__GIVEN EXERCISE__. For the listing below, give the number of lines in which "percent" occurs. Add nothing.

** start **

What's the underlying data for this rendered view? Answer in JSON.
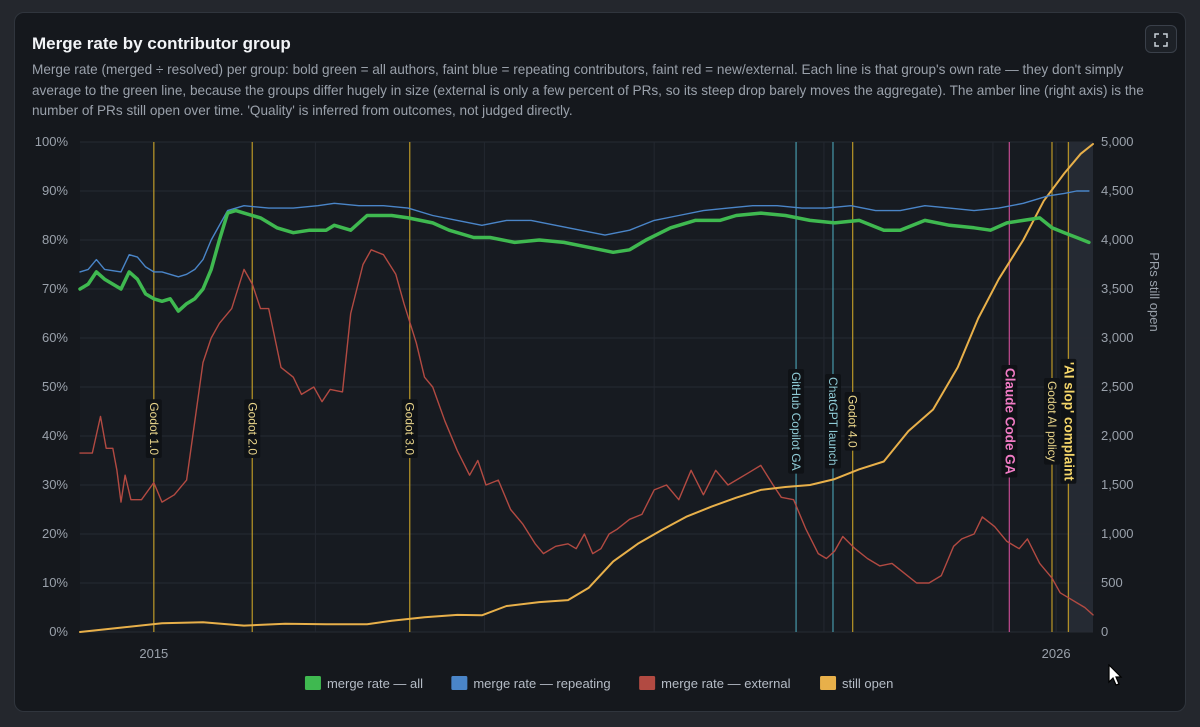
{
  "card": {
    "title": "Merge rate by contributor group",
    "description": "Merge rate (merged ÷ resolved) per group: bold green = all authors, faint blue = repeating contributors, faint red = new/external. Each line is that group's own rate — they don't simply average to the green line, because the groups differ hugely in size (external is only a few percent of PRs, so its steep drop barely moves the aggregate). The amber line (right axis) is the number of PRs still open over time. 'Quality' is inferred from outcomes, not judged directly.",
    "expand_icon": "expand-icon"
  },
  "chart_data": {
    "type": "line",
    "x_range": [
      2014.0,
      2026.35
    ],
    "x_ticks": [
      {
        "x": 2014.9,
        "label": "2015"
      },
      {
        "x": 2025.9,
        "label": "2026"
      }
    ],
    "x_minor_ticks": [
      2016.87,
      2018.93,
      2021.0,
      2023.07,
      2025.13
    ],
    "y_left": {
      "min": 0,
      "max": 100,
      "step": 10,
      "format": "percent"
    },
    "y_right": {
      "min": 0,
      "max": 5000,
      "step": 500,
      "label": "PRs still open"
    },
    "grid": true,
    "legend_position": "bottom",
    "series": [
      {
        "name": "merge rate — all",
        "axis": "left",
        "color": "#3fb950",
        "width": 3.5,
        "points": [
          [
            2014.0,
            70
          ],
          [
            2014.1,
            71
          ],
          [
            2014.2,
            73.5
          ],
          [
            2014.3,
            72
          ],
          [
            2014.4,
            71
          ],
          [
            2014.5,
            70
          ],
          [
            2014.6,
            73.5
          ],
          [
            2014.7,
            72
          ],
          [
            2014.8,
            69
          ],
          [
            2014.9,
            68
          ],
          [
            2015.0,
            67.5
          ],
          [
            2015.1,
            68
          ],
          [
            2015.2,
            65.5
          ],
          [
            2015.3,
            67
          ],
          [
            2015.4,
            68
          ],
          [
            2015.5,
            70
          ],
          [
            2015.6,
            74
          ],
          [
            2015.7,
            80
          ],
          [
            2015.8,
            85.5
          ],
          [
            2015.9,
            86
          ],
          [
            2016.0,
            85.5
          ],
          [
            2016.2,
            84.5
          ],
          [
            2016.4,
            82.5
          ],
          [
            2016.6,
            81.5
          ],
          [
            2016.8,
            82
          ],
          [
            2017.0,
            82
          ],
          [
            2017.1,
            83
          ],
          [
            2017.3,
            82
          ],
          [
            2017.5,
            85
          ],
          [
            2017.8,
            85
          ],
          [
            2018.0,
            84.5
          ],
          [
            2018.3,
            83.5
          ],
          [
            2018.5,
            82
          ],
          [
            2018.8,
            80.5
          ],
          [
            2019.0,
            80.5
          ],
          [
            2019.3,
            79.5
          ],
          [
            2019.6,
            80
          ],
          [
            2019.9,
            79.5
          ],
          [
            2020.2,
            78.5
          ],
          [
            2020.5,
            77.5
          ],
          [
            2020.7,
            78
          ],
          [
            2020.9,
            80
          ],
          [
            2021.2,
            82.5
          ],
          [
            2021.5,
            84
          ],
          [
            2021.8,
            84
          ],
          [
            2022.0,
            85
          ],
          [
            2022.3,
            85.5
          ],
          [
            2022.6,
            85
          ],
          [
            2022.9,
            84
          ],
          [
            2023.2,
            83.5
          ],
          [
            2023.5,
            84
          ],
          [
            2023.8,
            82
          ],
          [
            2024.0,
            82
          ],
          [
            2024.3,
            84
          ],
          [
            2024.6,
            83
          ],
          [
            2024.9,
            82.5
          ],
          [
            2025.1,
            82
          ],
          [
            2025.3,
            83.5
          ],
          [
            2025.5,
            84
          ],
          [
            2025.7,
            84.5
          ],
          [
            2025.85,
            82.5
          ],
          [
            2026.0,
            81.5
          ],
          [
            2026.15,
            80.5
          ],
          [
            2026.3,
            79.5
          ]
        ]
      },
      {
        "name": "merge rate — repeating",
        "axis": "left",
        "color": "#4a85c8",
        "width": 1.4,
        "points": [
          [
            2014.0,
            73.5
          ],
          [
            2014.1,
            74
          ],
          [
            2014.2,
            76
          ],
          [
            2014.3,
            74
          ],
          [
            2014.5,
            73.5
          ],
          [
            2014.6,
            77
          ],
          [
            2014.7,
            76.5
          ],
          [
            2014.8,
            74.5
          ],
          [
            2014.9,
            73.5
          ],
          [
            2015.0,
            73.5
          ],
          [
            2015.2,
            72.5
          ],
          [
            2015.3,
            73
          ],
          [
            2015.4,
            74
          ],
          [
            2015.5,
            76
          ],
          [
            2015.6,
            80
          ],
          [
            2015.8,
            86
          ],
          [
            2016.0,
            87
          ],
          [
            2016.3,
            86.5
          ],
          [
            2016.6,
            86.5
          ],
          [
            2016.9,
            87
          ],
          [
            2017.1,
            87.5
          ],
          [
            2017.4,
            87
          ],
          [
            2017.7,
            87
          ],
          [
            2018.0,
            86.5
          ],
          [
            2018.3,
            85
          ],
          [
            2018.6,
            84
          ],
          [
            2018.9,
            83
          ],
          [
            2019.2,
            84
          ],
          [
            2019.5,
            84
          ],
          [
            2019.8,
            83
          ],
          [
            2020.1,
            82
          ],
          [
            2020.4,
            81
          ],
          [
            2020.7,
            82
          ],
          [
            2021.0,
            84
          ],
          [
            2021.3,
            85
          ],
          [
            2021.6,
            86
          ],
          [
            2021.9,
            86.5
          ],
          [
            2022.2,
            87
          ],
          [
            2022.5,
            87
          ],
          [
            2022.8,
            86.5
          ],
          [
            2023.1,
            86.5
          ],
          [
            2023.4,
            87
          ],
          [
            2023.7,
            86
          ],
          [
            2024.0,
            86
          ],
          [
            2024.3,
            87
          ],
          [
            2024.6,
            86.5
          ],
          [
            2024.9,
            86
          ],
          [
            2025.2,
            86.5
          ],
          [
            2025.5,
            87.5
          ],
          [
            2025.8,
            89
          ],
          [
            2026.0,
            89.5
          ],
          [
            2026.15,
            90
          ],
          [
            2026.3,
            90
          ]
        ]
      },
      {
        "name": "merge rate — external",
        "axis": "left",
        "color": "#b24a42",
        "width": 1.4,
        "points": [
          [
            2014.0,
            36.5
          ],
          [
            2014.15,
            36.5
          ],
          [
            2014.25,
            44
          ],
          [
            2014.32,
            37.5
          ],
          [
            2014.4,
            37.5
          ],
          [
            2014.45,
            33
          ],
          [
            2014.5,
            26.5
          ],
          [
            2014.55,
            32
          ],
          [
            2014.62,
            27
          ],
          [
            2014.75,
            27
          ],
          [
            2014.9,
            30.5
          ],
          [
            2015.0,
            26.5
          ],
          [
            2015.15,
            28
          ],
          [
            2015.3,
            31
          ],
          [
            2015.5,
            55
          ],
          [
            2015.6,
            60
          ],
          [
            2015.7,
            63
          ],
          [
            2015.85,
            66
          ],
          [
            2016.0,
            74
          ],
          [
            2016.1,
            71
          ],
          [
            2016.2,
            66
          ],
          [
            2016.3,
            66
          ],
          [
            2016.45,
            54
          ],
          [
            2016.6,
            52
          ],
          [
            2016.7,
            48.5
          ],
          [
            2016.85,
            50
          ],
          [
            2016.95,
            47
          ],
          [
            2017.05,
            49.5
          ],
          [
            2017.2,
            49
          ],
          [
            2017.3,
            65
          ],
          [
            2017.45,
            75
          ],
          [
            2017.55,
            78
          ],
          [
            2017.7,
            77
          ],
          [
            2017.85,
            73
          ],
          [
            2017.95,
            67
          ],
          [
            2018.1,
            59
          ],
          [
            2018.2,
            52
          ],
          [
            2018.3,
            50
          ],
          [
            2018.45,
            43
          ],
          [
            2018.6,
            37
          ],
          [
            2018.75,
            32
          ],
          [
            2018.85,
            35
          ],
          [
            2018.95,
            30
          ],
          [
            2019.1,
            31
          ],
          [
            2019.25,
            25
          ],
          [
            2019.4,
            22
          ],
          [
            2019.55,
            18
          ],
          [
            2019.65,
            16
          ],
          [
            2019.8,
            17.5
          ],
          [
            2019.95,
            18
          ],
          [
            2020.05,
            17
          ],
          [
            2020.15,
            20
          ],
          [
            2020.25,
            16
          ],
          [
            2020.35,
            17
          ],
          [
            2020.45,
            20
          ],
          [
            2020.55,
            21
          ],
          [
            2020.7,
            23
          ],
          [
            2020.85,
            24
          ],
          [
            2021.0,
            29
          ],
          [
            2021.15,
            30
          ],
          [
            2021.3,
            27
          ],
          [
            2021.45,
            33
          ],
          [
            2021.6,
            28
          ],
          [
            2021.75,
            33
          ],
          [
            2021.9,
            30
          ],
          [
            2022.0,
            31
          ],
          [
            2022.15,
            32.5
          ],
          [
            2022.3,
            34
          ],
          [
            2022.45,
            30
          ],
          [
            2022.55,
            27.5
          ],
          [
            2022.7,
            27
          ],
          [
            2022.85,
            21
          ],
          [
            2023.0,
            16
          ],
          [
            2023.1,
            15
          ],
          [
            2023.2,
            16.5
          ],
          [
            2023.3,
            19.5
          ],
          [
            2023.45,
            17
          ],
          [
            2023.6,
            15
          ],
          [
            2023.75,
            13.5
          ],
          [
            2023.9,
            14
          ],
          [
            2024.05,
            12
          ],
          [
            2024.2,
            10
          ],
          [
            2024.35,
            10
          ],
          [
            2024.5,
            11.5
          ],
          [
            2024.65,
            17.5
          ],
          [
            2024.75,
            19
          ],
          [
            2024.9,
            20
          ],
          [
            2025.0,
            23.5
          ],
          [
            2025.15,
            21.5
          ],
          [
            2025.3,
            18.5
          ],
          [
            2025.45,
            17
          ],
          [
            2025.55,
            19
          ],
          [
            2025.7,
            14
          ],
          [
            2025.85,
            11
          ],
          [
            2025.95,
            8
          ],
          [
            2026.05,
            7
          ],
          [
            2026.15,
            6
          ],
          [
            2026.25,
            5
          ],
          [
            2026.35,
            3.5
          ]
        ]
      },
      {
        "name": "still open",
        "axis": "right",
        "color": "#e8b04a",
        "width": 2,
        "points": [
          [
            2014.0,
            0
          ],
          [
            2014.5,
            45
          ],
          [
            2015.0,
            90
          ],
          [
            2015.5,
            100
          ],
          [
            2016.0,
            65
          ],
          [
            2016.5,
            85
          ],
          [
            2017.0,
            80
          ],
          [
            2017.5,
            80
          ],
          [
            2017.8,
            115
          ],
          [
            2018.2,
            150
          ],
          [
            2018.6,
            175
          ],
          [
            2018.9,
            170
          ],
          [
            2019.2,
            265
          ],
          [
            2019.6,
            305
          ],
          [
            2019.95,
            325
          ],
          [
            2020.2,
            450
          ],
          [
            2020.5,
            720
          ],
          [
            2020.8,
            900
          ],
          [
            2021.1,
            1045
          ],
          [
            2021.4,
            1180
          ],
          [
            2021.7,
            1280
          ],
          [
            2022.0,
            1370
          ],
          [
            2022.3,
            1450
          ],
          [
            2022.6,
            1480
          ],
          [
            2022.9,
            1500
          ],
          [
            2023.2,
            1560
          ],
          [
            2023.5,
            1660
          ],
          [
            2023.8,
            1740
          ],
          [
            2024.1,
            2050
          ],
          [
            2024.4,
            2270
          ],
          [
            2024.7,
            2700
          ],
          [
            2024.95,
            3200
          ],
          [
            2025.2,
            3600
          ],
          [
            2025.5,
            4000
          ],
          [
            2025.75,
            4400
          ],
          [
            2026.0,
            4680
          ],
          [
            2026.2,
            4880
          ],
          [
            2026.35,
            4980
          ]
        ]
      }
    ],
    "events": [
      {
        "x": 2014.9,
        "label": "Godot 1.0",
        "color": "#c9a227",
        "y_pct": 41.5,
        "text_color": "#e8d48a",
        "bold": false
      },
      {
        "x": 2016.1,
        "label": "Godot 2.0",
        "color": "#c9a227",
        "y_pct": 41.5,
        "text_color": "#e8d48a",
        "bold": false
      },
      {
        "x": 2018.02,
        "label": "Godot 3.0",
        "color": "#c9a227",
        "y_pct": 41.5,
        "text_color": "#e8d48a",
        "bold": false
      },
      {
        "x": 2022.73,
        "label": "GitHub Copilot GA",
        "color": "#4ba3b6",
        "y_pct": 43,
        "text_color": "#8fcbd6",
        "bold": false
      },
      {
        "x": 2023.18,
        "label": "ChatGPT launch",
        "color": "#4ba3b6",
        "y_pct": 43,
        "text_color": "#8fcbd6",
        "bold": false
      },
      {
        "x": 2023.42,
        "label": "Godot 4.0",
        "color": "#c9a227",
        "y_pct": 43,
        "text_color": "#e8d48a",
        "bold": false
      },
      {
        "x": 2025.33,
        "label": "Claude Code GA",
        "color": "#d14f9a",
        "y_pct": 43,
        "text_color": "#f07bc4",
        "bold": true
      },
      {
        "x": 2025.85,
        "label": "Godot AI policy",
        "color": "#c9a227",
        "y_pct": 43,
        "text_color": "#e8d48a",
        "bold": false
      },
      {
        "x": 2026.05,
        "label": "'AI slop' complaint",
        "color": "#c9a227",
        "y_pct": 43,
        "text_color": "#f5d66a",
        "bold": true
      }
    ],
    "shaded_range": [
      2026.05,
      2026.35
    ],
    "legend": [
      {
        "label": "merge rate — all",
        "color": "#3fb950"
      },
      {
        "label": "merge rate — repeating",
        "color": "#4a85c8"
      },
      {
        "label": "merge rate — external",
        "color": "#b24a42"
      },
      {
        "label": "still open",
        "color": "#e8b04a"
      }
    ]
  }
}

** end **

__REPLY TO THE EXERCISE__. 2